Instructions for the task. Leave out the pictures, then reproduce the rest of the material exactly.

Data.
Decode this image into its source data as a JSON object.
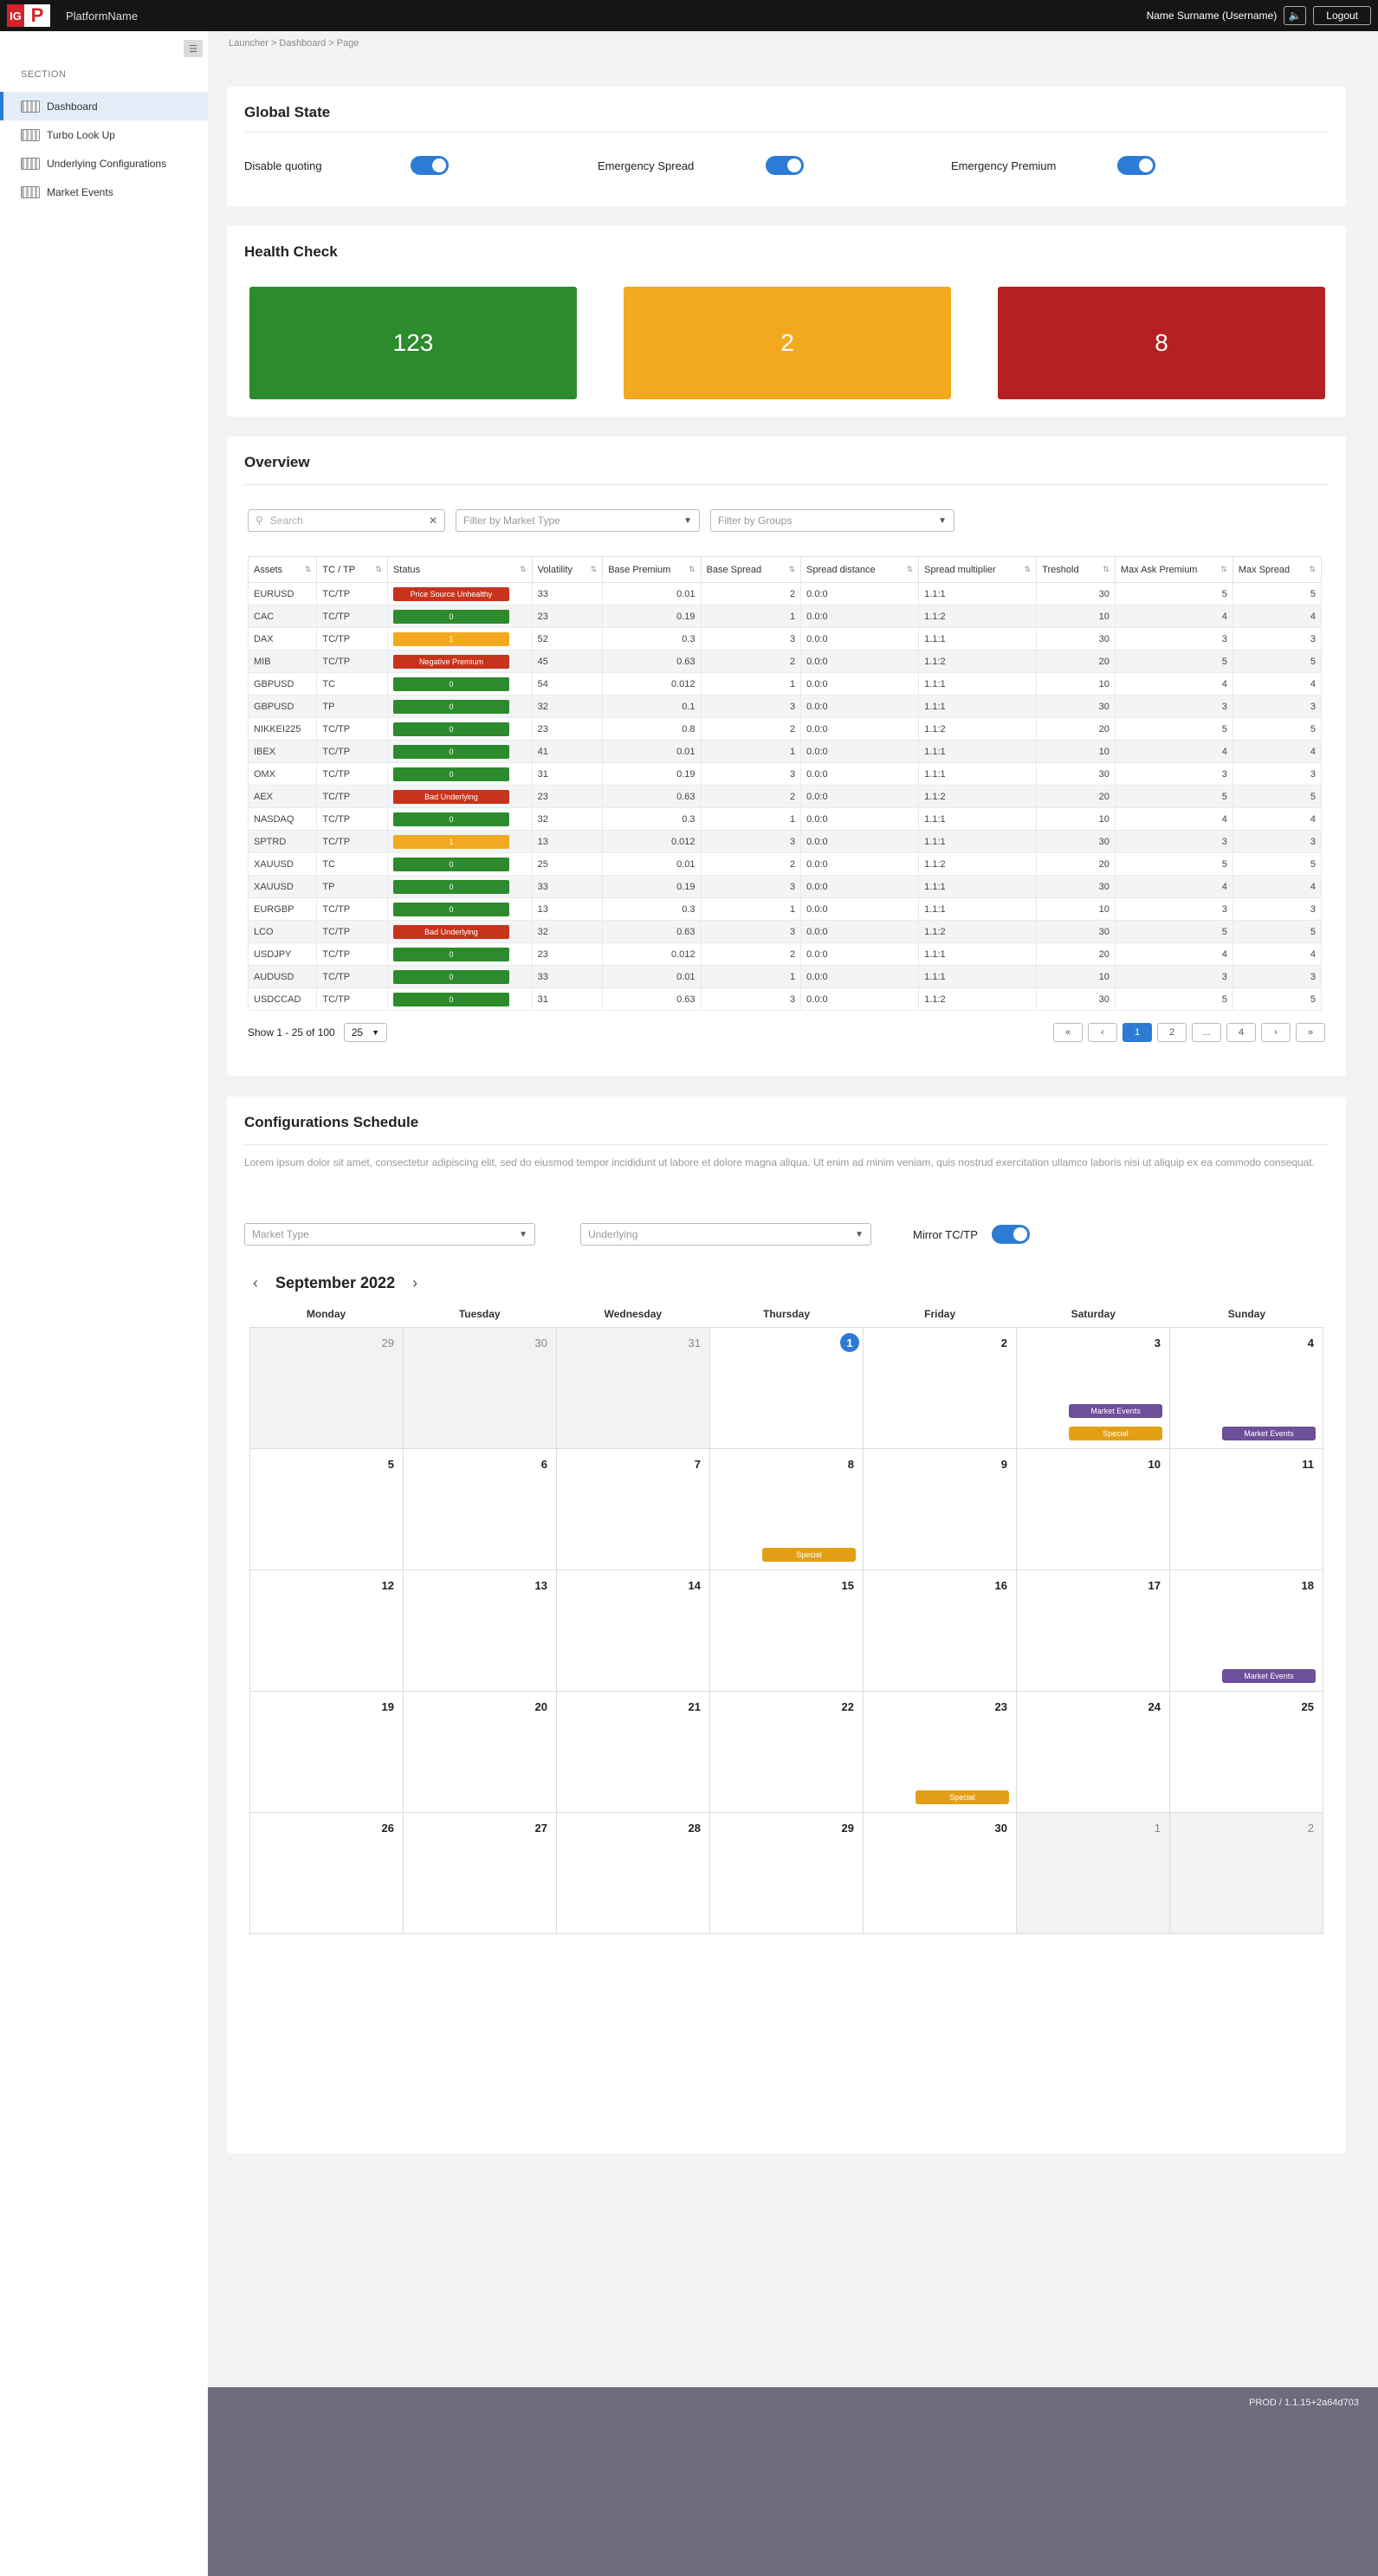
{
  "header": {
    "logo_ig": "IG",
    "logo_p": "P",
    "platform": "PlatformName",
    "username": "Name Surname (Username)",
    "logout": "Logout",
    "sound_icon": "speaker-icon"
  },
  "sidebar": {
    "section": "SECTION",
    "items": [
      {
        "label": "Dashboard",
        "active": true
      },
      {
        "label": "Turbo Look Up"
      },
      {
        "label": "Underlying Configurations"
      },
      {
        "label": "Market Events"
      }
    ]
  },
  "breadcrumb": "Launcher > Dashboard > Page",
  "global_state": {
    "title": "Global State",
    "items": [
      {
        "label": "Disable quoting",
        "on": true
      },
      {
        "label": "Emergency Spread",
        "on": true
      },
      {
        "label": "Emergency Premium",
        "on": true
      }
    ]
  },
  "health_check": {
    "title": "Health Check",
    "tiles": [
      {
        "value": "123",
        "color": "#2c8b2c"
      },
      {
        "value": "2",
        "color": "#f2a91e"
      },
      {
        "value": "8",
        "color": "#b52122"
      }
    ]
  },
  "overview": {
    "title": "Overview",
    "search_placeholder": "Search",
    "filter_market": "Filter by Market Type",
    "filter_groups": "Filter by Groups",
    "columns": [
      "Assets",
      "TC / TP",
      "Status",
      "Volatility",
      "Base Premium",
      "Base Spread",
      "Spread distance",
      "Spread multiplier",
      "Treshold",
      "Max Ask Premium",
      "Max Spread"
    ],
    "rows": [
      [
        "EURUSD",
        "TC/TP",
        "Price Source Unhealthy",
        "33",
        "0.01",
        "2",
        "0.0:0",
        "1.1:1",
        "30",
        "5",
        "5"
      ],
      [
        "CAC",
        "TC/TP",
        "0",
        "23",
        "0.19",
        "1",
        "0.0:0",
        "1.1:2",
        "10",
        "4",
        "4"
      ],
      [
        "DAX",
        "TC/TP",
        "1",
        "52",
        "0.3",
        "3",
        "0.0:0",
        "1.1:1",
        "30",
        "3",
        "3"
      ],
      [
        "MIB",
        "TC/TP",
        "Negative Premium",
        "45",
        "0.63",
        "2",
        "0.0:0",
        "1.1:2",
        "20",
        "5",
        "5"
      ],
      [
        "GBPUSD",
        "TC",
        "0",
        "54",
        "0.012",
        "1",
        "0.0:0",
        "1.1:1",
        "10",
        "4",
        "4"
      ],
      [
        "GBPUSD",
        "TP",
        "0",
        "32",
        "0.1",
        "3",
        "0.0:0",
        "1.1:1",
        "30",
        "3",
        "3"
      ],
      [
        "NIKKEI225",
        "TC/TP",
        "0",
        "23",
        "0.8",
        "2",
        "0.0:0",
        "1.1:2",
        "20",
        "5",
        "5"
      ],
      [
        "IBEX",
        "TC/TP",
        "0",
        "41",
        "0.01",
        "1",
        "0.0:0",
        "1.1:1",
        "10",
        "4",
        "4"
      ],
      [
        "OMX",
        "TC/TP",
        "0",
        "31",
        "0.19",
        "3",
        "0.0:0",
        "1.1:1",
        "30",
        "3",
        "3"
      ],
      [
        "AEX",
        "TC/TP",
        "Bad Underlying",
        "23",
        "0.63",
        "2",
        "0.0:0",
        "1.1:2",
        "20",
        "5",
        "5"
      ],
      [
        "NASDAQ",
        "TC/TP",
        "0",
        "32",
        "0.3",
        "1",
        "0.0:0",
        "1.1:1",
        "10",
        "4",
        "4"
      ],
      [
        "SPTRD",
        "TC/TP",
        "1",
        "13",
        "0.012",
        "3",
        "0.0:0",
        "1.1:1",
        "30",
        "3",
        "3"
      ],
      [
        "XAUUSD",
        "TC",
        "0",
        "25",
        "0.01",
        "2",
        "0.0:0",
        "1.1:2",
        "20",
        "5",
        "5"
      ],
      [
        "XAUUSD",
        "TP",
        "0",
        "33",
        "0.19",
        "3",
        "0.0:0",
        "1.1:1",
        "30",
        "4",
        "4"
      ],
      [
        "EURGBP",
        "TC/TP",
        "0",
        "13",
        "0.3",
        "1",
        "0.0:0",
        "1.1:1",
        "10",
        "3",
        "3"
      ],
      [
        "LCO",
        "TC/TP",
        "Bad Underlying",
        "32",
        "0.63",
        "3",
        "0.0:0",
        "1.1:2",
        "30",
        "5",
        "5"
      ],
      [
        "USDJPY",
        "TC/TP",
        "0",
        "23",
        "0.012",
        "2",
        "0.0:0",
        "1.1:1",
        "20",
        "4",
        "4"
      ],
      [
        "AUDUSD",
        "TC/TP",
        "0",
        "33",
        "0.01",
        "1",
        "0.0:0",
        "1.1:1",
        "10",
        "3",
        "3"
      ],
      [
        "USDCCAD",
        "TC/TP",
        "0",
        "31",
        "0.63",
        "3",
        "0.0:0",
        "1.1:2",
        "30",
        "5",
        "5"
      ]
    ],
    "badge_colors": {
      "red": "#c8331b",
      "green": "#2c8b2c",
      "orange": "#f2a91e"
    },
    "show_text": "Show 1 - 25 of 100",
    "page_size": "25",
    "pages": [
      "«",
      "‹",
      "1",
      "2",
      "...",
      "4",
      "›",
      "»"
    ]
  },
  "schedule": {
    "title": "Configurations Schedule",
    "lorem": "Lorem ipsum dolor sit amet, consectetur adipiscing elit, sed do eiusmod tempor incididunt ut labore et dolore magna aliqua. Ut enim ad minim veniam, quis nostrud exercitation ullamco laboris nisi ut aliquip ex ea commodo consequat.",
    "market_type": "Market Type",
    "underlying": "Underlying",
    "mirror": "Mirror TC/TP",
    "month": "September 2022",
    "dow": [
      "Monday",
      "Tuesday",
      "Wednesday",
      "Thursday",
      "Friday",
      "Saturday",
      "Sunday"
    ],
    "days": [
      {
        "d": "29",
        "out": true
      },
      {
        "d": "30",
        "out": true
      },
      {
        "d": "31",
        "out": true
      },
      {
        "d": "1",
        "today": true
      },
      {
        "d": "2"
      },
      {
        "d": "3",
        "events": [
          "Market Events",
          "Special"
        ]
      },
      {
        "d": "4",
        "events": [
          "Market Events"
        ]
      },
      {
        "d": "5"
      },
      {
        "d": "6"
      },
      {
        "d": "7"
      },
      {
        "d": "8",
        "events": [
          "Special"
        ]
      },
      {
        "d": "9"
      },
      {
        "d": "10"
      },
      {
        "d": "11"
      },
      {
        "d": "12"
      },
      {
        "d": "13"
      },
      {
        "d": "14"
      },
      {
        "d": "15"
      },
      {
        "d": "16"
      },
      {
        "d": "17"
      },
      {
        "d": "18",
        "events": [
          "Market Events"
        ]
      },
      {
        "d": "19"
      },
      {
        "d": "20"
      },
      {
        "d": "21"
      },
      {
        "d": "22"
      },
      {
        "d": "23",
        "events": [
          "Special"
        ]
      },
      {
        "d": "24"
      },
      {
        "d": "25"
      },
      {
        "d": "26"
      },
      {
        "d": "27"
      },
      {
        "d": "28"
      },
      {
        "d": "29"
      },
      {
        "d": "30"
      },
      {
        "d": "1",
        "out": true
      },
      {
        "d": "2",
        "out": true
      }
    ],
    "event_colors": {
      "Market Events": "#6d4f9a",
      "Special": "#e3a017"
    }
  },
  "footer": {
    "version": "PROD / 1.1.15+2a64d703"
  }
}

Finished task.
Decode this image into its source data as a JSON object.
{
  "header": {
    "logo_ig": "IG",
    "logo_p": "P",
    "platform": "PlatformName",
    "username": "Name Surname (Username)",
    "logout": "Logout",
    "sound_icon": "speaker-icon"
  },
  "sidebar": {
    "section": "SECTION",
    "items": [
      {
        "label": "Dashboard",
        "active": true
      },
      {
        "label": "Turbo Look Up"
      },
      {
        "label": "Underlying Configurations"
      },
      {
        "label": "Market Events"
      }
    ]
  },
  "breadcrumb": "Launcher > Dashboard > Page",
  "global_state": {
    "title": "Global State",
    "items": [
      {
        "label": "Disable quoting",
        "on": true
      },
      {
        "label": "Emergency Spread",
        "on": true
      },
      {
        "label": "Emergency Premium",
        "on": true
      }
    ]
  },
  "health_check": {
    "title": "Health Check",
    "tiles": [
      {
        "value": "123",
        "color": "#2c8b2c"
      },
      {
        "value": "2",
        "color": "#f2a91e"
      },
      {
        "value": "8",
        "color": "#b52122"
      }
    ]
  },
  "overview": {
    "title": "Overview",
    "search_placeholder": "Search",
    "filter_market": "Filter by Market Type",
    "filter_groups": "Filter by Groups",
    "columns": [
      "Assets",
      "TC / TP",
      "Status",
      "Volatility",
      "Base Premium",
      "Base Spread",
      "Spread distance",
      "Spread multiplier",
      "Treshold",
      "Max Ask Premium",
      "Max Spread"
    ],
    "rows": [
      [
        "EURUSD",
        "TC/TP",
        "Price Source Unhealthy",
        "33",
        "0.01",
        "2",
        "0.0:0",
        "1.1:1",
        "30",
        "5",
        "5"
      ],
      [
        "CAC",
        "TC/TP",
        "0",
        "23",
        "0.19",
        "1",
        "0.0:0",
        "1.1:2",
        "10",
        "4",
        "4"
      ],
      [
        "DAX",
        "TC/TP",
        "1",
        "52",
        "0.3",
        "3",
        "0.0:0",
        "1.1:1",
        "30",
        "3",
        "3"
      ],
      [
        "MIB",
        "TC/TP",
        "Negative Premium",
        "45",
        "0.63",
        "2",
        "0.0:0",
        "1.1:2",
        "20",
        "5",
        "5"
      ],
      [
        "GBPUSD",
        "TC",
        "0",
        "54",
        "0.012",
        "1",
        "0.0:0",
        "1.1:1",
        "10",
        "4",
        "4"
      ],
      [
        "GBPUSD",
        "TP",
        "0",
        "32",
        "0.1",
        "3",
        "0.0:0",
        "1.1:1",
        "30",
        "3",
        "3"
      ],
      [
        "NIKKEI225",
        "TC/TP",
        "0",
        "23",
        "0.8",
        "2",
        "0.0:0",
        "1.1:2",
        "20",
        "5",
        "5"
      ],
      [
        "IBEX",
        "TC/TP",
        "0",
        "41",
        "0.01",
        "1",
        "0.0:0",
        "1.1:1",
        "10",
        "4",
        "4"
      ],
      [
        "OMX",
        "TC/TP",
        "0",
        "31",
        "0.19",
        "3",
        "0.0:0",
        "1.1:1",
        "30",
        "3",
        "3"
      ],
      [
        "AEX",
        "TC/TP",
        "Bad Underlying",
        "23",
        "0.63",
        "2",
        "0.0:0",
        "1.1:2",
        "20",
        "5",
        "5"
      ],
      [
        "NASDAQ",
        "TC/TP",
        "0",
        "32",
        "0.3",
        "1",
        "0.0:0",
        "1.1:1",
        "10",
        "4",
        "4"
      ],
      [
        "SPTRD",
        "TC/TP",
        "1",
        "13",
        "0.012",
        "3",
        "0.0:0",
        "1.1:1",
        "30",
        "3",
        "3"
      ],
      [
        "XAUUSD",
        "TC",
        "0",
        "25",
        "0.01",
        "2",
        "0.0:0",
        "1.1:2",
        "20",
        "5",
        "5"
      ],
      [
        "XAUUSD",
        "TP",
        "0",
        "33",
        "0.19",
        "3",
        "0.0:0",
        "1.1:1",
        "30",
        "4",
        "4"
      ],
      [
        "EURGBP",
        "TC/TP",
        "0",
        "13",
        "0.3",
        "1",
        "0.0:0",
        "1.1:1",
        "10",
        "3",
        "3"
      ],
      [
        "LCO",
        "TC/TP",
        "Bad Underlying",
        "32",
        "0.63",
        "3",
        "0.0:0",
        "1.1:2",
        "30",
        "5",
        "5"
      ],
      [
        "USDJPY",
        "TC/TP",
        "0",
        "23",
        "0.012",
        "2",
        "0.0:0",
        "1.1:1",
        "20",
        "4",
        "4"
      ],
      [
        "AUDUSD",
        "TC/TP",
        "0",
        "33",
        "0.01",
        "1",
        "0.0:0",
        "1.1:1",
        "10",
        "3",
        "3"
      ],
      [
        "USDCCAD",
        "TC/TP",
        "0",
        "31",
        "0.63",
        "3",
        "0.0:0",
        "1.1:2",
        "30",
        "5",
        "5"
      ]
    ],
    "badge_colors": {
      "red": "#c8331b",
      "green": "#2c8b2c",
      "orange": "#f2a91e"
    },
    "show_text": "Show 1 - 25 of 100",
    "page_size": "25",
    "pages": [
      "«",
      "‹",
      "1",
      "2",
      "...",
      "4",
      "›",
      "»"
    ]
  },
  "schedule": {
    "title": "Configurations Schedule",
    "lorem": "Lorem ipsum dolor sit amet, consectetur adipiscing elit, sed do eiusmod tempor incididunt ut labore et dolore magna aliqua. Ut enim ad minim veniam, quis nostrud exercitation ullamco laboris nisi ut aliquip ex ea commodo consequat.",
    "market_type": "Market Type",
    "underlying": "Underlying",
    "mirror": "Mirror TC/TP",
    "month": "September 2022",
    "dow": [
      "Monday",
      "Tuesday",
      "Wednesday",
      "Thursday",
      "Friday",
      "Saturday",
      "Sunday"
    ],
    "days": [
      {
        "d": "29",
        "out": true
      },
      {
        "d": "30",
        "out": true
      },
      {
        "d": "31",
        "out": true
      },
      {
        "d": "1",
        "today": true
      },
      {
        "d": "2"
      },
      {
        "d": "3",
        "events": [
          "Market Events",
          "Special"
        ]
      },
      {
        "d": "4",
        "events": [
          "Market Events"
        ]
      },
      {
        "d": "5"
      },
      {
        "d": "6"
      },
      {
        "d": "7"
      },
      {
        "d": "8",
        "events": [
          "Special"
        ]
      },
      {
        "d": "9"
      },
      {
        "d": "10"
      },
      {
        "d": "11"
      },
      {
        "d": "12"
      },
      {
        "d": "13"
      },
      {
        "d": "14"
      },
      {
        "d": "15"
      },
      {
        "d": "16"
      },
      {
        "d": "17"
      },
      {
        "d": "18",
        "events": [
          "Market Events"
        ]
      },
      {
        "d": "19"
      },
      {
        "d": "20"
      },
      {
        "d": "21"
      },
      {
        "d": "22"
      },
      {
        "d": "23",
        "events": [
          "Special"
        ]
      },
      {
        "d": "24"
      },
      {
        "d": "25"
      },
      {
        "d": "26"
      },
      {
        "d": "27"
      },
      {
        "d": "28"
      },
      {
        "d": "29"
      },
      {
        "d": "30"
      },
      {
        "d": "1",
        "out": true
      },
      {
        "d": "2",
        "out": true
      }
    ],
    "event_colors": {
      "Market Events": "#6d4f9a",
      "Special": "#e3a017"
    }
  },
  "footer": {
    "version": "PROD / 1.1.15+2a64d703"
  }
}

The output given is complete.